§ To do
Look through the data below. Pick out the lines holding the string "如图所示".
** START OF Supplied records **
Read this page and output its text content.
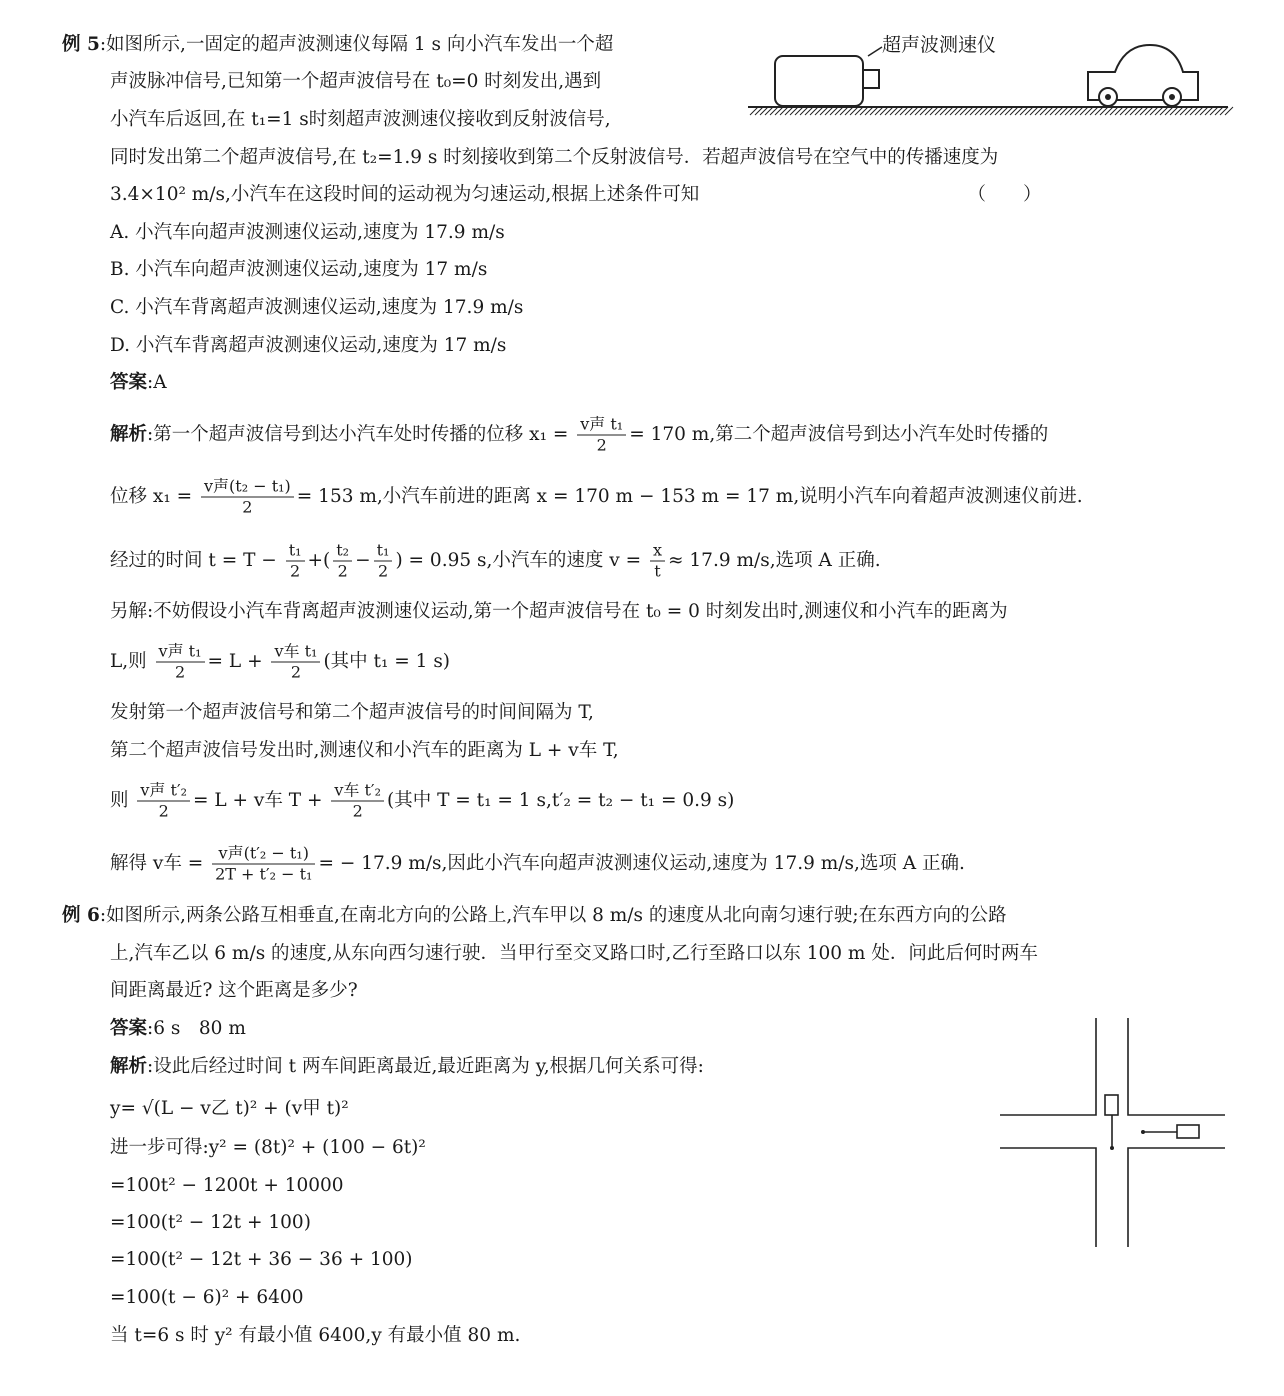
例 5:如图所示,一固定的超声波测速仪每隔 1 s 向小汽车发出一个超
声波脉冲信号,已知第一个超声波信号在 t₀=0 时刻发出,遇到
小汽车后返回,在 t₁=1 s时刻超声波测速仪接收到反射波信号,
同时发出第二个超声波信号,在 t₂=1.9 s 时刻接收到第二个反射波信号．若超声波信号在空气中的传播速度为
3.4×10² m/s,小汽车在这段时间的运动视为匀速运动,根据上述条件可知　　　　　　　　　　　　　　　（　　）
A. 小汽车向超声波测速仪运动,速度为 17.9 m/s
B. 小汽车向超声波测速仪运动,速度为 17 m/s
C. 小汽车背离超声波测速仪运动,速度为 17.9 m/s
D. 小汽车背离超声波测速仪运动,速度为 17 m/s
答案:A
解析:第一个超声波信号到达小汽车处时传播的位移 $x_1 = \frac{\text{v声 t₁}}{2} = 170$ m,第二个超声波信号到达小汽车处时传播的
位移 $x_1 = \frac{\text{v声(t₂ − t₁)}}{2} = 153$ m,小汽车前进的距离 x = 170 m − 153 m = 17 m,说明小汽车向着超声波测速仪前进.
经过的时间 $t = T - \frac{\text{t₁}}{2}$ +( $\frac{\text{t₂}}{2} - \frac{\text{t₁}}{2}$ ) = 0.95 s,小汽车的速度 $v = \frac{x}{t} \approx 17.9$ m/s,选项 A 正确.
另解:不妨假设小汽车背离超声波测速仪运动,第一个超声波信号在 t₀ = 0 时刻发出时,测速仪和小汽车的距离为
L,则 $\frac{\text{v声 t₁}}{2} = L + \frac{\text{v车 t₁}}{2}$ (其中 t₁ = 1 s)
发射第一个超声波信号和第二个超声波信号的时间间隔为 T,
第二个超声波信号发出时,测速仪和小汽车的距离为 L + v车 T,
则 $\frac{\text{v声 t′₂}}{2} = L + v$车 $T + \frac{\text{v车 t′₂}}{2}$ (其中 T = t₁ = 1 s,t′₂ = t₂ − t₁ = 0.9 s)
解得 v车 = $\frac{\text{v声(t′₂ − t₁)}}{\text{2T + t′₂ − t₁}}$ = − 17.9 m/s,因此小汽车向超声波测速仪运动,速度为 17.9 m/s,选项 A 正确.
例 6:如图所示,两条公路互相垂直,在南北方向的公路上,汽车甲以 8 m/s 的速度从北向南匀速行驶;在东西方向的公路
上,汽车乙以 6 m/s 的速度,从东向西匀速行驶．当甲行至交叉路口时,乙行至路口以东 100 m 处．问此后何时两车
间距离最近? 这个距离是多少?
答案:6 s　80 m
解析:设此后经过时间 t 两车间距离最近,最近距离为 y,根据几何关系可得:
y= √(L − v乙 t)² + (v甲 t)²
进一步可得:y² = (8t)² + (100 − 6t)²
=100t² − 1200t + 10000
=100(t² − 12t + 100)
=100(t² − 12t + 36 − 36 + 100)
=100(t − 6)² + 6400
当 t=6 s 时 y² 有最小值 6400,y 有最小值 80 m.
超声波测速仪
** END OF Supplied records **
** START OF Supplied records **
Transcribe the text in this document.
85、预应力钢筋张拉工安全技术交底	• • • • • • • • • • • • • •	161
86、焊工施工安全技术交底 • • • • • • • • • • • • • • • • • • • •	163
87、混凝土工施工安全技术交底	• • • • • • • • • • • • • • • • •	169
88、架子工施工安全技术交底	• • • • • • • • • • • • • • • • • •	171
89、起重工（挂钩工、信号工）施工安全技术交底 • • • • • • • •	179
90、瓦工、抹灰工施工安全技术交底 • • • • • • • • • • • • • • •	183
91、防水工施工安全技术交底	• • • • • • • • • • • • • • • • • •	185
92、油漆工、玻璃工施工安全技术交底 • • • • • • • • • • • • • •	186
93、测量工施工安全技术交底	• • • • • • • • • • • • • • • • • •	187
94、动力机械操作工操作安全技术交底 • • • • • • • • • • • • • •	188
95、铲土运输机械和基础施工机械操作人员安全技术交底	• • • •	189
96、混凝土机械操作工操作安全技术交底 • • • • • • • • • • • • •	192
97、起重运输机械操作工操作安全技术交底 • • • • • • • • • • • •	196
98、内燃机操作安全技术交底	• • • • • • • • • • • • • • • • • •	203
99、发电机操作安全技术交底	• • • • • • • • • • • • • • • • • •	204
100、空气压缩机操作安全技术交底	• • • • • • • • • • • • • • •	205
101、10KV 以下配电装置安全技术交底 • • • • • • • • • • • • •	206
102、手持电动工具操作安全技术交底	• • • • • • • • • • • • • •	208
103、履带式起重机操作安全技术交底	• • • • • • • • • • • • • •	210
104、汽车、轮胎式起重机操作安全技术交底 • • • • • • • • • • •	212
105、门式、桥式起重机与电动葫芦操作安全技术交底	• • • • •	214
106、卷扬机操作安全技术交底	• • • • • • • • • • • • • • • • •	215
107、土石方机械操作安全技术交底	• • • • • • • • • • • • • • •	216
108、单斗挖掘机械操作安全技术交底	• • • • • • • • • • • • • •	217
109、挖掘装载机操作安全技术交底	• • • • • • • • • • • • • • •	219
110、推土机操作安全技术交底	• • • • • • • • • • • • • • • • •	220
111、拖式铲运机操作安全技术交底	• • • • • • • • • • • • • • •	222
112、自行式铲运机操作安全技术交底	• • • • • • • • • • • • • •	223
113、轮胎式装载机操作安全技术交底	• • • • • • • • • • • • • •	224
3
** END OF Supplied records **
§ Solution
例 5:如图所示,一固定的超声波测速仪每隔 1 s 向小汽车发出一个超
例 6:如图所示,两条公路互相垂直,在南北方向的公路上,汽车甲以 8 m/s 的速度从北向南匀速行驶;在东西方向的公路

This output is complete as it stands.